Retype everything in the listing, leaving each line exactly as it is.

▸ Stored data:
•••
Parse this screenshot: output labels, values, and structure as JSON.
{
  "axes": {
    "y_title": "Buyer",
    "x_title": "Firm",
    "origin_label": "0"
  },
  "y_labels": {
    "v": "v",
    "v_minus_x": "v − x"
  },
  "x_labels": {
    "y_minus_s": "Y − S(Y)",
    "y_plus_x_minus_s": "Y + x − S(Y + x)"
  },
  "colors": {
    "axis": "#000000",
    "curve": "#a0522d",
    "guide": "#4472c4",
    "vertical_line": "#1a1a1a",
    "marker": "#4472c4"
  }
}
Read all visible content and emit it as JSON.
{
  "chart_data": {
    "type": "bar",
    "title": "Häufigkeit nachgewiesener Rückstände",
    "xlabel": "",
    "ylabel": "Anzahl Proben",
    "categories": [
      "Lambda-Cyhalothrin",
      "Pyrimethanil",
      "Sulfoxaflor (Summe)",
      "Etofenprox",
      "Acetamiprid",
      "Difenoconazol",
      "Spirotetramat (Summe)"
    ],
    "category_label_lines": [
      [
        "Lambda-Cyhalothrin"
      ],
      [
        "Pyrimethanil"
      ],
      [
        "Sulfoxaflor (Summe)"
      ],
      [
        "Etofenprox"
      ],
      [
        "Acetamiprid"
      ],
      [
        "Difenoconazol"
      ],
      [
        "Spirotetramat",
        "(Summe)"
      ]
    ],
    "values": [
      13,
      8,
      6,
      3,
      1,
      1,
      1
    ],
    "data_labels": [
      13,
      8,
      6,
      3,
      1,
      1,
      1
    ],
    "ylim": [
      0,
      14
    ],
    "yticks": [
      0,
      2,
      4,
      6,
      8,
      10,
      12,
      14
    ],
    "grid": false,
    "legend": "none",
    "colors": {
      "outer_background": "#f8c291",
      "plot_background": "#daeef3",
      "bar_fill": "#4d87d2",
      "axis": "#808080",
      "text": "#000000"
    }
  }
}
•••
▸ Solution:
Parse this screenshot: output labels, values, and structure as JSON.
{
  "axes": {
    "y_title": "Buyer",
    "x_title": "Firm",
    "origin_label": "0"
  },
  "y_labels": {
    "v": "v",
    "v_minus_x": "v − x"
  },
  "x_labels": {
    "y_minus_s": "Y − S(Y)",
    "y_plus_x_minus_s": "Y + x − S(Y + x)"
  },
  "colors": {
    "axis": "#000000",
    "curve": "#a0522d",
    "guide": "#4472c4",
    "vertical_line": "#1a1a1a",
    "marker": "#4472c4"
  }
}
Read all visible content and emit it as JSON.
{
  "chart_data": {
    "type": "bar",
    "title": "Häufigkeit nachgewiesener Rückstände",
    "xlabel": "",
    "ylabel": "Anzahl Proben",
    "categories": [
      "Lambda-Cyhalothrin",
      "Pyrimethanil",
      "Sulfoxaflor (Summe)",
      "Etofenprox",
      "Acetamiprid",
      "Difenoconazol",
      "Spirotetramat (Summe)"
    ],
    "category_label_lines": [
      [
        "Lambda-Cyhalothrin"
      ],
      [
        "Pyrimethanil"
      ],
      [
        "Sulfoxaflor (Summe)"
      ],
      [
        "Etofenprox"
      ],
      [
        "Acetamiprid"
      ],
      [
        "Difenoconazol"
      ],
      [
        "Spirotetramat",
        "(Summe)"
      ]
    ],
    "values": [
      13,
      8,
      6,
      3,
      1,
      1,
      1
    ],
    "data_labels": [
      13,
      8,
      6,
      3,
      1,
      1,
      1
    ],
    "ylim": [
      0,
      14
    ],
    "yticks": [
      0,
      2,
      4,
      6,
      8,
      10,
      12,
      14
    ],
    "grid": false,
    "legend": "none",
    "colors": {
      "outer_background": "#f8c291",
      "plot_background": "#daeef3",
      "bar_fill": "#4d87d2",
      "axis": "#808080",
      "text": "#000000"
    }
  }
}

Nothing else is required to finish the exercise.